*STATED GOAL*
Your task is to write out the complete listing exactly as it is shown.
BEGIN SOURCE DATA
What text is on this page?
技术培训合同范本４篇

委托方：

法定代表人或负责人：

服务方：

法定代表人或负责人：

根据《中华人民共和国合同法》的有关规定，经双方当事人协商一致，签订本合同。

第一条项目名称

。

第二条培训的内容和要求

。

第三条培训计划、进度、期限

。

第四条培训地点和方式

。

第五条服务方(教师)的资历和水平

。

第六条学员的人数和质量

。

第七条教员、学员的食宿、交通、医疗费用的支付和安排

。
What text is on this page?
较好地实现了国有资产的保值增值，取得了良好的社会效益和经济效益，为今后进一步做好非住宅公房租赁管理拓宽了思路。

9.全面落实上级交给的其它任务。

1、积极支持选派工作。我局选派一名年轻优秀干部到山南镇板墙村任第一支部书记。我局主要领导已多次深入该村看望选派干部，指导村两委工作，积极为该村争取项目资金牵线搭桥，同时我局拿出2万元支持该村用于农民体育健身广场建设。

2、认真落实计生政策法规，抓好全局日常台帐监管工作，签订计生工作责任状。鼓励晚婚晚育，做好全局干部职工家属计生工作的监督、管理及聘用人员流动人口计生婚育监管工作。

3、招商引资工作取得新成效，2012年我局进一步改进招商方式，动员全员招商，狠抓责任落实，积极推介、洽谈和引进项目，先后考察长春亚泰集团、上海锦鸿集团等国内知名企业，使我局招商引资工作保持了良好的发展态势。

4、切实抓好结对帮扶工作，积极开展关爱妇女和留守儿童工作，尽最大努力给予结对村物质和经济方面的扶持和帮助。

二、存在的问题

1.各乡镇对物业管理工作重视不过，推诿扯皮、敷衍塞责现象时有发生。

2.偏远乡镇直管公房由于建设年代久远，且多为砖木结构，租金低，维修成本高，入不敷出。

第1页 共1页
END SOURCE DATA
*EXPECTED OUTPUT*
What text is on this page?
技术培训合同范本４篇

委托方：

法定代表人或负责人：

服务方：

法定代表人或负责人：

根据《中华人民共和国合同法》的有关规定，经双方当事人协商一致，签订本合同。

第一条项目名称

。

第二条培训的内容和要求

。

第三条培训计划、进度、期限

。

第四条培训地点和方式

。

第五条服务方(教师)的资历和水平

。

第六条学员的人数和质量

。

第七条教员、学员的食宿、交通、医疗费用的支付和安排

。
What text is on this page?
较好地实现了国有资产的保值增值，取得了良好的社会效益和经济效益，为今后进一步做好非住宅公房租赁管理拓宽了思路。

9.全面落实上级交给的其它任务。

1、积极支持选派工作。我局选派一名年轻优秀干部到山南镇板墙村任第一支部书记。我局主要领导已多次深入该村看望选派干部，指导村两委工作，积极为该村争取项目资金牵线搭桥，同时我局拿出2万元支持该村用于农民体育健身广场建设。

2、认真落实计生政策法规，抓好全局日常台帐监管工作，签订计生工作责任状。鼓励晚婚晚育，做好全局干部职工家属计生工作的监督、管理及聘用人员流动人口计生婚育监管工作。

3、招商引资工作取得新成效，2012年我局进一步改进招商方式，动员全员招商，狠抓责任落实，积极推介、洽谈和引进项目，先后考察长春亚泰集团、上海锦鸿集团等国内知名企业，使我局招商引资工作保持了良好的发展态势。

4、切实抓好结对帮扶工作，积极开展关爱妇女和留守儿童工作，尽最大努力给予结对村物质和经济方面的扶持和帮助。

二、存在的问题

1.各乡镇对物业管理工作重视不过，推诿扯皮、敷衍塞责现象时有发生。

2.偏远乡镇直管公房由于建设年代久远，且多为砖木结构，租金低，维修成本高，入不敷出。

第1页 共1页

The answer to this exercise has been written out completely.